** What needs to be done **
Review the material line by line. Identify and copy every line that contains the string "name".

────────────────────────────────────────

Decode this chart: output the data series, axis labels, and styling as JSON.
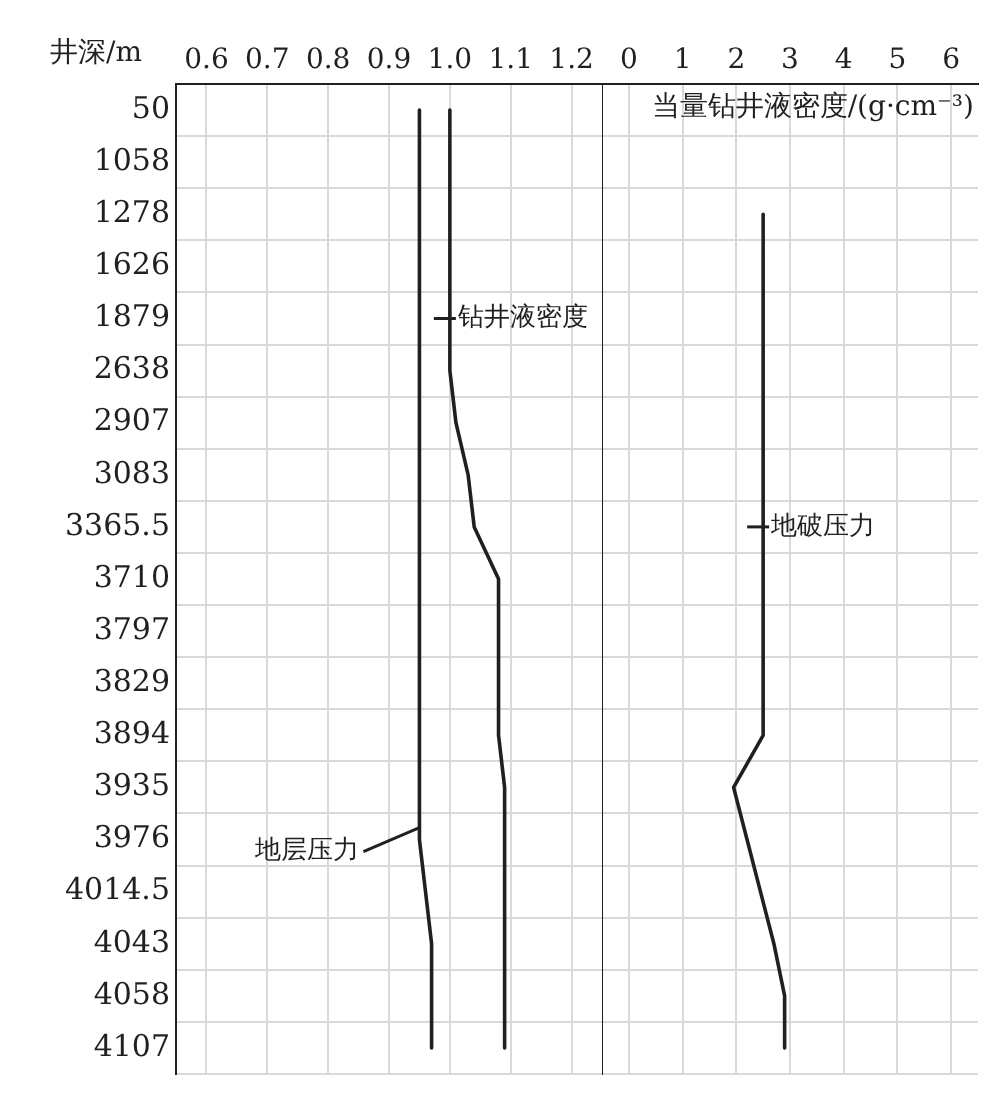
{
  "chart_data": [
    {
      "type": "line",
      "orientation": "horizontal",
      "ylabel": "井深/m",
      "categories": [
        "50",
        "1058",
        "1278",
        "1626",
        "1879",
        "2638",
        "2907",
        "3083",
        "3365.5",
        "3710",
        "3797",
        "3829",
        "3894",
        "3935",
        "3976",
        "4014.5",
        "4043",
        "4058",
        "4107"
      ],
      "xlim": [
        0.55,
        1.25
      ],
      "xticks": [
        0.6,
        0.7,
        0.8,
        0.9,
        {
          "value": 1.0,
          "label": "1.0"
        },
        1.1,
        1.2
      ],
      "series": [
        {
          "name": "钻井液密度",
          "color": "#231f20",
          "values": [
            1.0,
            1.0,
            1.0,
            1.0,
            1.0,
            1.0,
            1.01,
            1.03,
            1.04,
            1.08,
            1.08,
            1.08,
            1.08,
            1.09,
            1.09,
            1.09,
            1.09,
            1.09,
            1.09
          ]
        },
        {
          "name": "地层压力",
          "color": "#231f20",
          "values": [
            0.95,
            0.95,
            0.95,
            0.95,
            0.95,
            0.95,
            0.95,
            0.95,
            0.95,
            0.95,
            0.95,
            0.95,
            0.95,
            0.95,
            0.95,
            0.96,
            0.97,
            0.97,
            0.97
          ]
        }
      ],
      "grid": true,
      "marker": "none",
      "line_style": "solid"
    },
    {
      "type": "line",
      "orientation": "horizontal",
      "xlabel": "当量钻井液密度/(g·cm⁻³)",
      "categories": [
        "50",
        "1058",
        "1278",
        "1626",
        "1879",
        "2638",
        "2907",
        "3083",
        "3365.5",
        "3710",
        "3797",
        "3829",
        "3894",
        "3935",
        "3976",
        "4014.5",
        "4043",
        "4058",
        "4107"
      ],
      "xlim": [
        -0.5,
        6.5
      ],
      "xticks": [
        0,
        1,
        2,
        3,
        4,
        5,
        6
      ],
      "series": [
        {
          "name": "地破压力",
          "color": "#231f20",
          "values": [
            null,
            null,
            2.5,
            2.5,
            2.5,
            2.5,
            2.5,
            2.5,
            2.5,
            2.5,
            2.5,
            2.5,
            2.5,
            1.95,
            2.2,
            2.45,
            2.7,
            2.9,
            2.9
          ]
        }
      ],
      "grid": true,
      "marker": "none",
      "line_style": "solid",
      "tick_labels": "x"
    }
  ]
}
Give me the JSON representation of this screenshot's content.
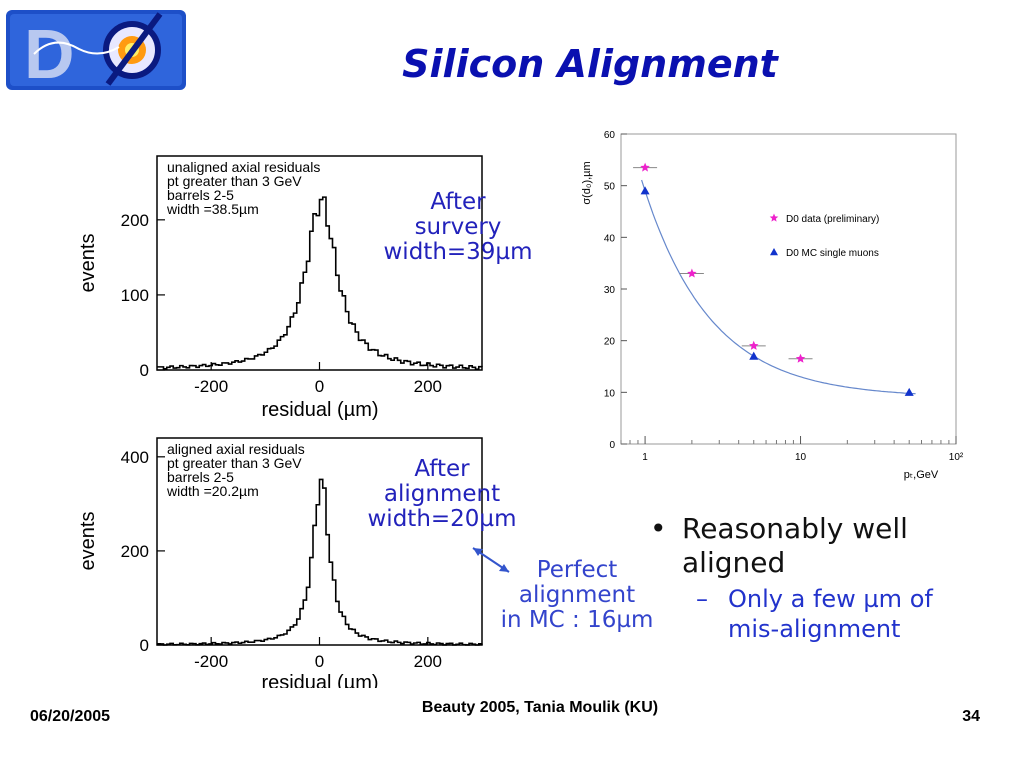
{
  "slide": {
    "title": "Silicon Alignment",
    "footer_date": "06/20/2005",
    "footer_conference": "Beauty 2005, Tania Moulik (KU)",
    "footer_page": "34"
  },
  "notes": {
    "after_survey": [
      "After",
      "survery",
      "width=39µm"
    ],
    "after_alignment": [
      "After",
      "alignment",
      "width=20µm"
    ],
    "perfect": [
      "Perfect",
      "alignment",
      "in MC : 16µm"
    ]
  },
  "bullets": {
    "main": "Reasonably well aligned",
    "sub": "Only a few µm of mis-alignment"
  },
  "colors": {
    "title": "#0a10b0",
    "note": "#2222bb",
    "data_star": "#ee22cc",
    "mc_triangle": "#1133cc",
    "fit_curve": "#6688cc"
  },
  "chart_data": [
    {
      "type": "line",
      "title_lines": [
        "unaligned axial residuals",
        "pt greater than 3 GeV",
        "barrels 2-5",
        "width =38.5µm"
      ],
      "xlabel": "residual (µm)",
      "ylabel": "events",
      "xlim": [
        -300,
        300
      ],
      "ylim": [
        0,
        285
      ],
      "xticks": [
        -200,
        0,
        200
      ],
      "yticks": [
        0,
        100,
        200
      ],
      "peak": 225,
      "sigma": 38.5,
      "grid": false
    },
    {
      "type": "line",
      "title_lines": [
        "aligned axial residuals",
        "pt greater than 3 GeV",
        "barrels 2-5",
        "width =20.2µm"
      ],
      "xlabel": "residual (µm)",
      "ylabel": "events",
      "xlim": [
        -300,
        300
      ],
      "ylim": [
        0,
        440
      ],
      "xticks": [
        -200,
        0,
        200
      ],
      "yticks": [
        0,
        200,
        400
      ],
      "peak": 350,
      "sigma": 20.2,
      "grid": false
    },
    {
      "type": "scatter",
      "xlabel": "pₜ,GeV",
      "ylabel": "σ(d₀),µm",
      "x_scale": "log",
      "xlim": [
        0.7,
        100
      ],
      "ylim": [
        0,
        60
      ],
      "xtick_labels": [
        "1",
        "10",
        "10²"
      ],
      "yticks": [
        0,
        10,
        20,
        30,
        40,
        50,
        60
      ],
      "legend_position": "right",
      "series": [
        {
          "name": "D0 data (preliminary)",
          "marker": "star",
          "x": [
            1,
            2,
            5,
            10
          ],
          "y": [
            53.5,
            33,
            19,
            16.5
          ]
        },
        {
          "name": "D0 MC single muons",
          "marker": "triangle",
          "x": [
            1,
            5,
            50
          ],
          "y": [
            49,
            17,
            10
          ]
        }
      ],
      "fit": {
        "a": 9,
        "b": 40
      }
    }
  ]
}
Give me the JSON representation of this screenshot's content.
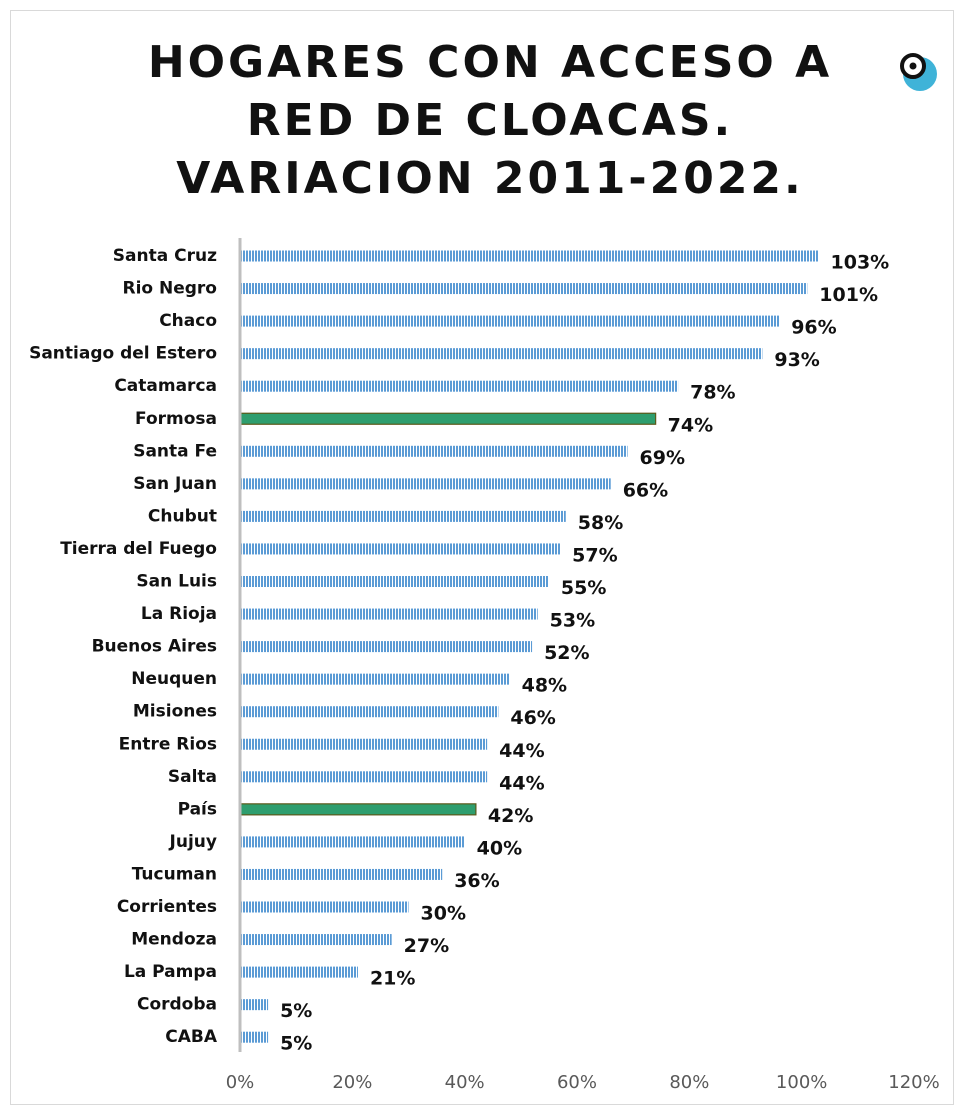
{
  "chart_data": {
    "type": "bar",
    "orientation": "horizontal",
    "title": "HOGARES CON ACCESO A RED DE CLOACAS. VARIACION 2011-2022.",
    "categories": [
      "Santa Cruz",
      "Rio Negro",
      "Chaco",
      "Santiago del Estero",
      "Catamarca",
      "Formosa",
      "Santa Fe",
      "San Juan",
      "Chubut",
      "Tierra del Fuego",
      "San Luis",
      "La Rioja",
      "Buenos Aires",
      "Neuquen",
      "Misiones",
      "Entre Rios",
      "Salta",
      "País",
      "Jujuy",
      "Tucuman",
      "Corrientes",
      "Mendoza",
      "La Pampa",
      "Cordoba",
      "CABA"
    ],
    "values": [
      103,
      101,
      96,
      93,
      78,
      74,
      69,
      66,
      58,
      57,
      55,
      53,
      52,
      48,
      46,
      44,
      44,
      42,
      40,
      36,
      30,
      27,
      21,
      5,
      5
    ],
    "value_labels": [
      "103%",
      "101%",
      "96%",
      "93%",
      "78%",
      "74%",
      "69%",
      "66%",
      "58%",
      "57%",
      "55%",
      "53%",
      "52%",
      "48%",
      "46%",
      "44%",
      "44%",
      "42%",
      "40%",
      "36%",
      "30%",
      "27%",
      "21%",
      "5%",
      "5%"
    ],
    "colors": [
      "#5b9bd5",
      "#5b9bd5",
      "#5b9bd5",
      "#5b9bd5",
      "#5b9bd5",
      "#2e9e6e",
      "#5b9bd5",
      "#5b9bd5",
      "#5b9bd5",
      "#5b9bd5",
      "#5b9bd5",
      "#5b9bd5",
      "#5b9bd5",
      "#5b9bd5",
      "#5b9bd5",
      "#5b9bd5",
      "#5b9bd5",
      "#2e9e6e",
      "#5b9bd5",
      "#5b9bd5",
      "#5b9bd5",
      "#5b9bd5",
      "#5b9bd5",
      "#5b9bd5",
      "#5b9bd5"
    ],
    "xlim": [
      0,
      120
    ],
    "xticks": [
      {
        "value": 0,
        "label": "0%"
      },
      {
        "value": 20,
        "label": "20%"
      },
      {
        "value": 40,
        "label": "40%"
      },
      {
        "value": 60,
        "label": "60%"
      },
      {
        "value": 80,
        "label": "80%"
      },
      {
        "value": 100,
        "label": "100%"
      },
      {
        "value": 120,
        "label": "120%"
      }
    ],
    "grid": false
  }
}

────────────────────────────────────────

** Completed task **
          "name": "钻井液密度",
          "name": "地层压力",
          "name": "地破压力",
          "name": "D0 data (preliminary)",
          "name": "D0 MC single muons",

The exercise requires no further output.